> _STATED GOAL_
Look through the lines and report how many include the word "Adjusted", giving nothing but the number.

Figure dataset records:

* Start *

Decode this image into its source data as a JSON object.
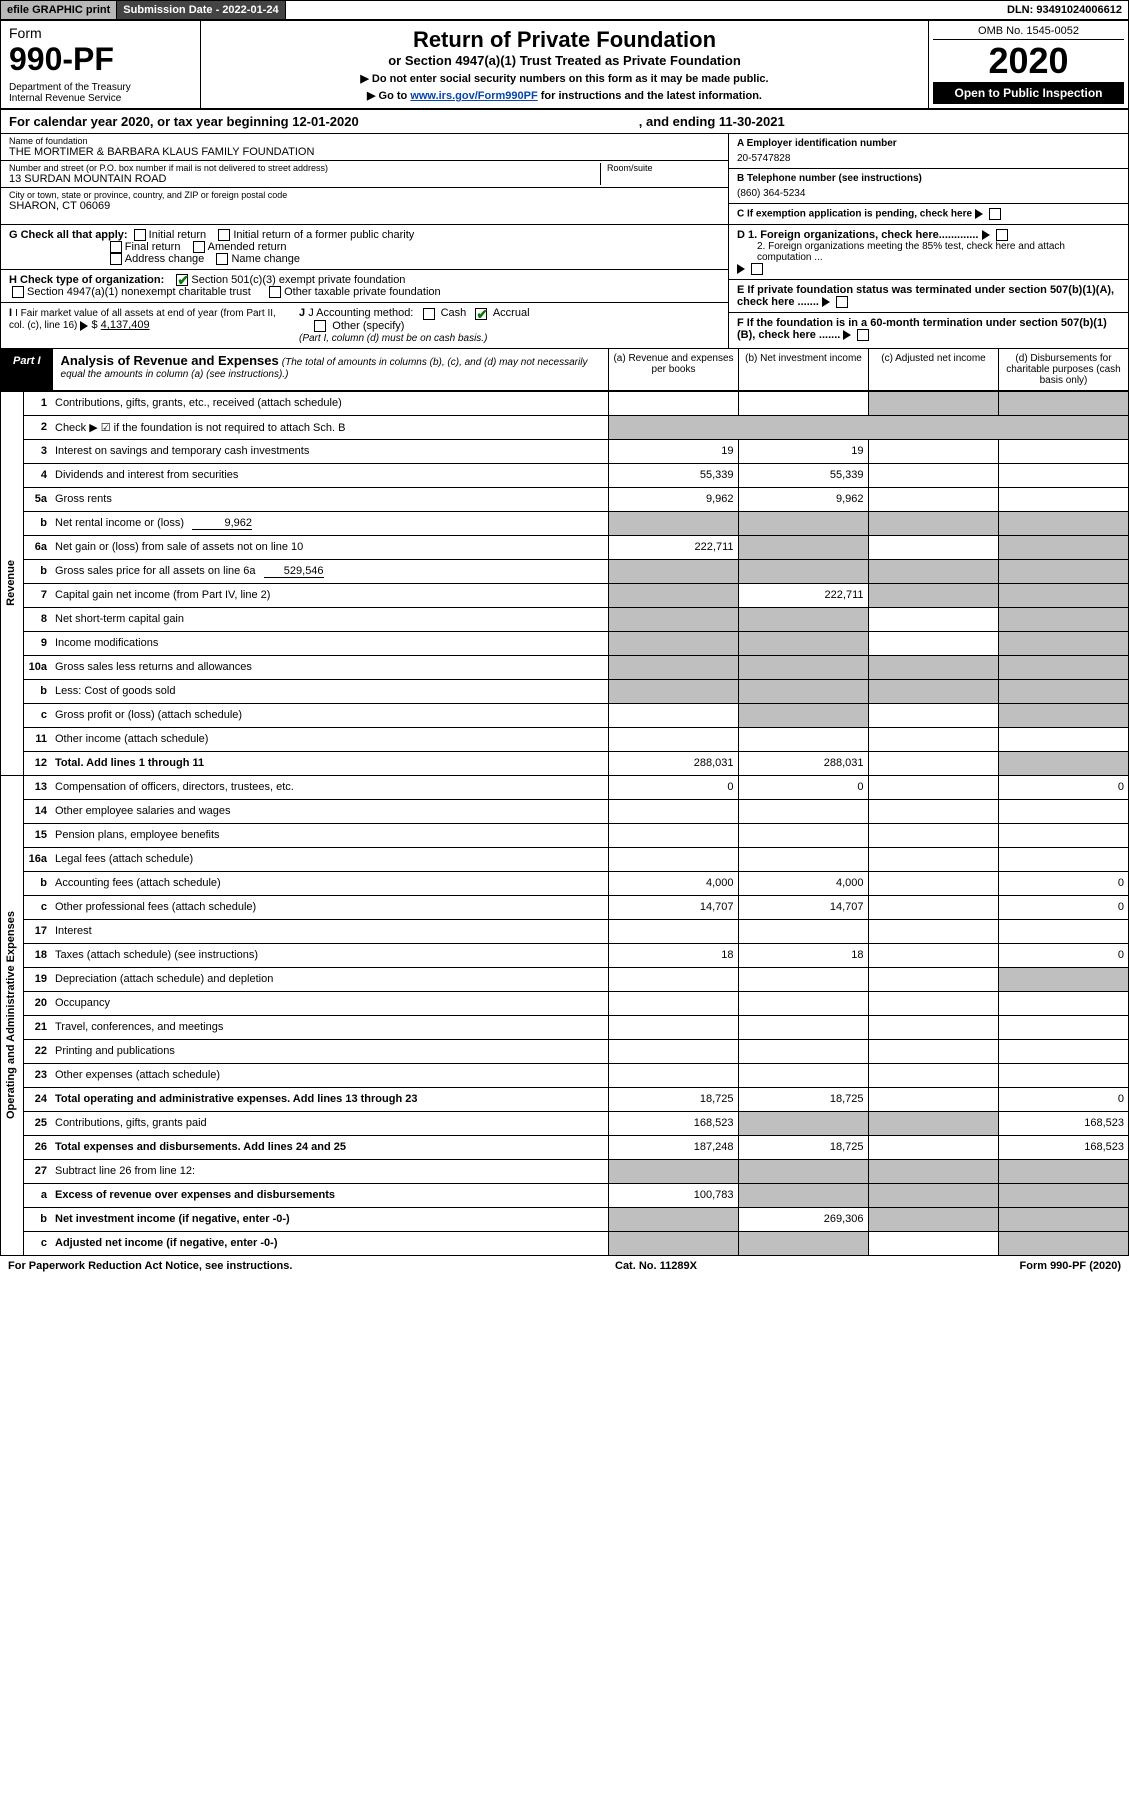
{
  "topbar": {
    "efile": "efile GRAPHIC print",
    "subdate": "Submission Date - 2022-01-24",
    "dln": "DLN: 93491024006612"
  },
  "header": {
    "form_label": "Form",
    "form_no": "990-PF",
    "dept1": "Department of the Treasury",
    "dept2": "Internal Revenue Service",
    "title": "Return of Private Foundation",
    "subtitle": "or Section 4947(a)(1) Trust Treated as Private Foundation",
    "note1": "▶ Do not enter social security numbers on this form as it may be made public.",
    "note2_pre": "▶ Go to ",
    "note2_link": "www.irs.gov/Form990PF",
    "note2_post": " for instructions and the latest information.",
    "omb": "OMB No. 1545-0052",
    "year": "2020",
    "open": "Open to Public Inspection"
  },
  "calyear": {
    "text": "For calendar year 2020, or tax year beginning 12-01-2020",
    "ending": ", and ending 11-30-2021"
  },
  "entity": {
    "name_lbl": "Name of foundation",
    "name": "THE MORTIMER & BARBARA KLAUS FAMILY FOUNDATION",
    "addr_lbl": "Number and street (or P.O. box number if mail is not delivered to street address)",
    "addr": "13 SURDAN MOUNTAIN ROAD",
    "room_lbl": "Room/suite",
    "city_lbl": "City or town, state or province, country, and ZIP or foreign postal code",
    "city": "SHARON, CT  06069",
    "ein_lbl": "A Employer identification number",
    "ein": "20-5747828",
    "phone_lbl": "B Telephone number (see instructions)",
    "phone": "(860) 364-5234",
    "c_lbl": "C If exemption application is pending, check here",
    "d1": "D 1. Foreign organizations, check here.............",
    "d2": "2. Foreign organizations meeting the 85% test, check here and attach computation ...",
    "e": "E  If private foundation status was terminated under section 507(b)(1)(A), check here .......",
    "f": "F  If the foundation is in a 60-month termination under section 507(b)(1)(B), check here .......",
    "g_lbl": "G Check all that apply:",
    "g_opts": [
      "Initial return",
      "Initial return of a former public charity",
      "Final return",
      "Amended return",
      "Address change",
      "Name change"
    ],
    "h_lbl": "H Check type of organization:",
    "h1": "Section 501(c)(3) exempt private foundation",
    "h2": "Section 4947(a)(1) nonexempt charitable trust",
    "h3": "Other taxable private foundation",
    "i_lbl": "I Fair market value of all assets at end of year (from Part II, col. (c), line 16)",
    "i_val": "4,137,409",
    "j_lbl": "J Accounting method:",
    "j_cash": "Cash",
    "j_accrual": "Accrual",
    "j_other": "Other (specify)",
    "j_note": "(Part I, column (d) must be on cash basis.)"
  },
  "part1": {
    "tab": "Part I",
    "title": "Analysis of Revenue and Expenses",
    "title_note": "(The total of amounts in columns (b), (c), and (d) may not necessarily equal the amounts in column (a) (see instructions).)",
    "cols": {
      "a": "(a) Revenue and expenses per books",
      "b": "(b) Net investment income",
      "c": "(c) Adjusted net income",
      "d": "(d) Disbursements for charitable purposes (cash basis only)"
    },
    "side_rev": "Revenue",
    "side_exp": "Operating and Administrative Expenses",
    "rows": [
      {
        "n": "1",
        "d": "Contributions, gifts, grants, etc., received (attach schedule)",
        "a": "",
        "b": "",
        "cg": true,
        "dg": true
      },
      {
        "n": "2",
        "d": "Check ▶ ☑ if the foundation is not required to attach Sch. B",
        "nodata": true
      },
      {
        "n": "3",
        "d": "Interest on savings and temporary cash investments",
        "a": "19",
        "b": "19"
      },
      {
        "n": "4",
        "d": "Dividends and interest from securities",
        "a": "55,339",
        "b": "55,339"
      },
      {
        "n": "5a",
        "d": "Gross rents",
        "a": "9,962",
        "b": "9,962"
      },
      {
        "n": "b",
        "d": "Net rental income or (loss)",
        "inline": "9,962",
        "ag": true,
        "bg": true,
        "cg": true,
        "dg": true
      },
      {
        "n": "6a",
        "d": "Net gain or (loss) from sale of assets not on line 10",
        "a": "222,711",
        "bg": true,
        "dg": true
      },
      {
        "n": "b",
        "d": "Gross sales price for all assets on line 6a",
        "inline": "529,546",
        "ag": true,
        "bg": true,
        "cg": true,
        "dg": true
      },
      {
        "n": "7",
        "d": "Capital gain net income (from Part IV, line 2)",
        "ag": true,
        "b": "222,711",
        "cg": true,
        "dg": true
      },
      {
        "n": "8",
        "d": "Net short-term capital gain",
        "ag": true,
        "bg": true,
        "dg": true
      },
      {
        "n": "9",
        "d": "Income modifications",
        "ag": true,
        "bg": true,
        "dg": true
      },
      {
        "n": "10a",
        "d": "Gross sales less returns and allowances",
        "ag": true,
        "bg": true,
        "cg": true,
        "dg": true
      },
      {
        "n": "b",
        "d": "Less: Cost of goods sold",
        "ag": true,
        "bg": true,
        "cg": true,
        "dg": true
      },
      {
        "n": "c",
        "d": "Gross profit or (loss) (attach schedule)",
        "bg": true,
        "dg": true
      },
      {
        "n": "11",
        "d": "Other income (attach schedule)"
      },
      {
        "n": "12",
        "d": "Total. Add lines 1 through 11",
        "bold": true,
        "a": "288,031",
        "b": "288,031",
        "dg": true
      },
      {
        "n": "13",
        "d": "Compensation of officers, directors, trustees, etc.",
        "a": "0",
        "b": "0",
        "dv": "0",
        "sec": "exp"
      },
      {
        "n": "14",
        "d": "Other employee salaries and wages"
      },
      {
        "n": "15",
        "d": "Pension plans, employee benefits"
      },
      {
        "n": "16a",
        "d": "Legal fees (attach schedule)"
      },
      {
        "n": "b",
        "d": "Accounting fees (attach schedule)",
        "a": "4,000",
        "b": "4,000",
        "dv": "0"
      },
      {
        "n": "c",
        "d": "Other professional fees (attach schedule)",
        "a": "14,707",
        "b": "14,707",
        "dv": "0"
      },
      {
        "n": "17",
        "d": "Interest"
      },
      {
        "n": "18",
        "d": "Taxes (attach schedule) (see instructions)",
        "a": "18",
        "b": "18",
        "dv": "0"
      },
      {
        "n": "19",
        "d": "Depreciation (attach schedule) and depletion",
        "dg": true
      },
      {
        "n": "20",
        "d": "Occupancy"
      },
      {
        "n": "21",
        "d": "Travel, conferences, and meetings"
      },
      {
        "n": "22",
        "d": "Printing and publications"
      },
      {
        "n": "23",
        "d": "Other expenses (attach schedule)"
      },
      {
        "n": "24",
        "d": "Total operating and administrative expenses. Add lines 13 through 23",
        "bold": true,
        "a": "18,725",
        "b": "18,725",
        "dv": "0"
      },
      {
        "n": "25",
        "d": "Contributions, gifts, grants paid",
        "a": "168,523",
        "bg": true,
        "cg": true,
        "dv": "168,523"
      },
      {
        "n": "26",
        "d": "Total expenses and disbursements. Add lines 24 and 25",
        "bold": true,
        "a": "187,248",
        "b": "18,725",
        "dv": "168,523"
      },
      {
        "n": "27",
        "d": "Subtract line 26 from line 12:",
        "ag": true,
        "bg": true,
        "cg": true,
        "dg": true
      },
      {
        "n": "a",
        "d": "Excess of revenue over expenses and disbursements",
        "bold": true,
        "a": "100,783",
        "bg": true,
        "cg": true,
        "dg": true
      },
      {
        "n": "b",
        "d": "Net investment income (if negative, enter -0-)",
        "bold": true,
        "ag": true,
        "b": "269,306",
        "cg": true,
        "dg": true
      },
      {
        "n": "c",
        "d": "Adjusted net income (if negative, enter -0-)",
        "bold": true,
        "ag": true,
        "bg": true,
        "dg": true
      }
    ]
  },
  "footer": {
    "left": "For Paperwork Reduction Act Notice, see instructions.",
    "mid": "Cat. No. 11289X",
    "right": "Form 990-PF (2020)"
  },
  "colors": {
    "gray_bg": "#bfbfbf",
    "header_gray": "#b8b8b8",
    "dark": "#444444",
    "link": "#0645ad",
    "check": "#0a7a0a"
  }
}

* End *

> _OUTPUT OF THE TASK_
2